| YOUR TASK |
Every line from the one with "Extract all readable text from this page." through the end of the records below should be restated word for word, and nothing outside that span.
**** MATERIALS PROVIDED ****
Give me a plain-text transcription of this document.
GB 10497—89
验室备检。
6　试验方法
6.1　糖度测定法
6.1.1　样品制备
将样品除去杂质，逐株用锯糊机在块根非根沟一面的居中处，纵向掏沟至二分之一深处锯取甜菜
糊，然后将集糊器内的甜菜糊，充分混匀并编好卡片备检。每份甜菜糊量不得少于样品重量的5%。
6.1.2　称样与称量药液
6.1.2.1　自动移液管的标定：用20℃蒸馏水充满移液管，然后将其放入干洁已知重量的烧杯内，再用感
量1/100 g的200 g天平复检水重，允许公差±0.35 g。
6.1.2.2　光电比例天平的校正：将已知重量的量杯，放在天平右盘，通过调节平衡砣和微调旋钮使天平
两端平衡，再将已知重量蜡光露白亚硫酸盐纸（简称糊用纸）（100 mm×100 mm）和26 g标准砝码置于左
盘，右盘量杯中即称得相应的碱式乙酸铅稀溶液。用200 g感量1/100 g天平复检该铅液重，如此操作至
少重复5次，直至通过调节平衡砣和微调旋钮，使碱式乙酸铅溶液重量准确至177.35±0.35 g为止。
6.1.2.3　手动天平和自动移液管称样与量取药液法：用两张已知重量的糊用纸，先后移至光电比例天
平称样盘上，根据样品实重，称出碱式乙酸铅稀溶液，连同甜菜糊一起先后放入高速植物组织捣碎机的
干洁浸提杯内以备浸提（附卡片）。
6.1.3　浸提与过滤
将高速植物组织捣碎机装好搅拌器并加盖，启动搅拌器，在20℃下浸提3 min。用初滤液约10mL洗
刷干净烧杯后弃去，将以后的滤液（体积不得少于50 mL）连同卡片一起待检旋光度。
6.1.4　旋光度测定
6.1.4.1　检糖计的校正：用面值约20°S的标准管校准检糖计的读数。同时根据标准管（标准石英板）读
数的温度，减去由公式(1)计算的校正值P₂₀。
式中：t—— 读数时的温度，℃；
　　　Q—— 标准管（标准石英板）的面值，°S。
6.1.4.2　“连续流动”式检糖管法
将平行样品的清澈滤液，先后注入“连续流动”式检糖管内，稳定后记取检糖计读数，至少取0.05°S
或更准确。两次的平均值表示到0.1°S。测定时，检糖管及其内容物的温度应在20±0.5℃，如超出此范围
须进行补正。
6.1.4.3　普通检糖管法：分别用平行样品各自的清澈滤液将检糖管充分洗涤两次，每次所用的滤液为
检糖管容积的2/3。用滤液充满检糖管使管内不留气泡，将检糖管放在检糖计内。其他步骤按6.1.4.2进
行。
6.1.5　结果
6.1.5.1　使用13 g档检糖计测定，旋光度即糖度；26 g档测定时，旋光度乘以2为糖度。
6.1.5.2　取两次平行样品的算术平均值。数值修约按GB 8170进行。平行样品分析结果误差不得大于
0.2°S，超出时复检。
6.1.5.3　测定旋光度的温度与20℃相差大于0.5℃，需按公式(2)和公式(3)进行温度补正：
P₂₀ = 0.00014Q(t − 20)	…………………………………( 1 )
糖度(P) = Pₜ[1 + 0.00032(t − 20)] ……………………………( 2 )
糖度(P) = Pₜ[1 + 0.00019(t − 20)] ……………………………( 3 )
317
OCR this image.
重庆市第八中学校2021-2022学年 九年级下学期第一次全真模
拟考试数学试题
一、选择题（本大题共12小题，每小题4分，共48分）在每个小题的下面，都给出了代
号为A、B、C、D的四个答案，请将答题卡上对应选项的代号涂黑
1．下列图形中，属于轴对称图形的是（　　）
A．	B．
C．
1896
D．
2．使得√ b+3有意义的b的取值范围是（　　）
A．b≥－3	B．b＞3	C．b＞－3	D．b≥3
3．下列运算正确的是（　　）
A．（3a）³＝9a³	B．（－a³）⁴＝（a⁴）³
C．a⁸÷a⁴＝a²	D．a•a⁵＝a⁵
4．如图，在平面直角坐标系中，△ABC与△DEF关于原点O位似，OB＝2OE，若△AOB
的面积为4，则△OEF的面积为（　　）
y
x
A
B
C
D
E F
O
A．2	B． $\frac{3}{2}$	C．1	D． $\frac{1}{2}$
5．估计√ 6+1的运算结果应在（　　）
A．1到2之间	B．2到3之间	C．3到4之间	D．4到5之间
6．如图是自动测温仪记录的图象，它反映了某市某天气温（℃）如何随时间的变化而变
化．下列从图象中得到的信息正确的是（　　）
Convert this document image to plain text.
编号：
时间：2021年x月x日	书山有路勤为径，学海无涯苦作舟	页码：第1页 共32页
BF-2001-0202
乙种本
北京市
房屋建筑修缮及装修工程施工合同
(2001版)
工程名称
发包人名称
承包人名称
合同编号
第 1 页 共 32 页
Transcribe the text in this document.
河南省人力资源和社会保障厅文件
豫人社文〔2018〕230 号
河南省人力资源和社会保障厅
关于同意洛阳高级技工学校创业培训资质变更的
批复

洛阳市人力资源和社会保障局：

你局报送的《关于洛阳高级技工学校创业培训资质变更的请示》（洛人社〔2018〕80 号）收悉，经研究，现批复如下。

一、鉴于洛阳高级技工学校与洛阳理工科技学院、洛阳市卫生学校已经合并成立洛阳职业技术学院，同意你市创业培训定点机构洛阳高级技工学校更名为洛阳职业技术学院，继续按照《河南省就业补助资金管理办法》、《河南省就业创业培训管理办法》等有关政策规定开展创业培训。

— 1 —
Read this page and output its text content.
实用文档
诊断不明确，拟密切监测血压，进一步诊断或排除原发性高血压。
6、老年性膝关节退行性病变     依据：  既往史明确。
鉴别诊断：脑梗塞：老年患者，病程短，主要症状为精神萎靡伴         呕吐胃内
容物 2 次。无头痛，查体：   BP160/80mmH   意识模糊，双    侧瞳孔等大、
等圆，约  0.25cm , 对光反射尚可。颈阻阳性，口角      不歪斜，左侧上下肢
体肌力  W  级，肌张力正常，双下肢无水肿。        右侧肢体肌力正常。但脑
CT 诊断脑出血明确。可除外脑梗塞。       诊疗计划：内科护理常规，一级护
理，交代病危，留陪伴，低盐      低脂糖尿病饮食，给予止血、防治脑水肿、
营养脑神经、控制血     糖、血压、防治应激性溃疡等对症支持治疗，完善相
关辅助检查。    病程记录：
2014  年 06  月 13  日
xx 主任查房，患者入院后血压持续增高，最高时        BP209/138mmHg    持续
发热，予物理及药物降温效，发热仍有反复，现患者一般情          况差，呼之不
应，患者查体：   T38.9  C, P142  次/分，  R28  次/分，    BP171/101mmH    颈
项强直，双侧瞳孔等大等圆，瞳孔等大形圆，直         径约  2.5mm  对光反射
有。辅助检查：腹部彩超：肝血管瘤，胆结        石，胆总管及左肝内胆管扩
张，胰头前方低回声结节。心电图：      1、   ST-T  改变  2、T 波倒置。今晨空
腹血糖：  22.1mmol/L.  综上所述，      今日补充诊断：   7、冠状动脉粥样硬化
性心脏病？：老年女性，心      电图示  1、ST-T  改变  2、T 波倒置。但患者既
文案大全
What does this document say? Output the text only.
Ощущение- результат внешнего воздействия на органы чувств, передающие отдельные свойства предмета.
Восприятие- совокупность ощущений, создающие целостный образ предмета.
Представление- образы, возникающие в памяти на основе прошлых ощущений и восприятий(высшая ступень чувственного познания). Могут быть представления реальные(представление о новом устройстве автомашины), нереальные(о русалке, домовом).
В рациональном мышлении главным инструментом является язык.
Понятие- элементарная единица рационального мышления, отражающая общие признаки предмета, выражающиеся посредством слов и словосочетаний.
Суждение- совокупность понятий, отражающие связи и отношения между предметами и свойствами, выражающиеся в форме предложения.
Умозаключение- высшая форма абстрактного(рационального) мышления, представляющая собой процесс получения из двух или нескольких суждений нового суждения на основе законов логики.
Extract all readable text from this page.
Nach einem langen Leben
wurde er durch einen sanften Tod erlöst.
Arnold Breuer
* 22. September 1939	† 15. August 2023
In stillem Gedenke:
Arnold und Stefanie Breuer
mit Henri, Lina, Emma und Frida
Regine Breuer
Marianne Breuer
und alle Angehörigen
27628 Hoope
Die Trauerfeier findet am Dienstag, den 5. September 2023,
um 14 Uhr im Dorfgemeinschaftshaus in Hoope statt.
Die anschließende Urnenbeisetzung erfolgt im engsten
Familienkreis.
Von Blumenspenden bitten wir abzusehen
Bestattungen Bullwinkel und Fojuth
****
| WRITTEN SOLUTION |
Extract all readable text from this page.
Nach einem langen Leben
wurde er durch einen sanften Tod erlöst.
Arnold Breuer
* 22. September 1939	† 15. August 2023
In stillem Gedenke:
Arnold und Stefanie Breuer
mit Henri, Lina, Emma und Frida
Regine Breuer
Marianne Breuer
und alle Angehörigen
27628 Hoope
Die Trauerfeier findet am Dienstag, den 5. September 2023,
um 14 Uhr im Dorfgemeinschaftshaus in Hoope statt.
Die anschließende Urnenbeisetzung erfolgt im engsten
Familienkreis.
Von Blumenspenden bitten wir abzusehen
Bestattungen Bullwinkel und Fojuth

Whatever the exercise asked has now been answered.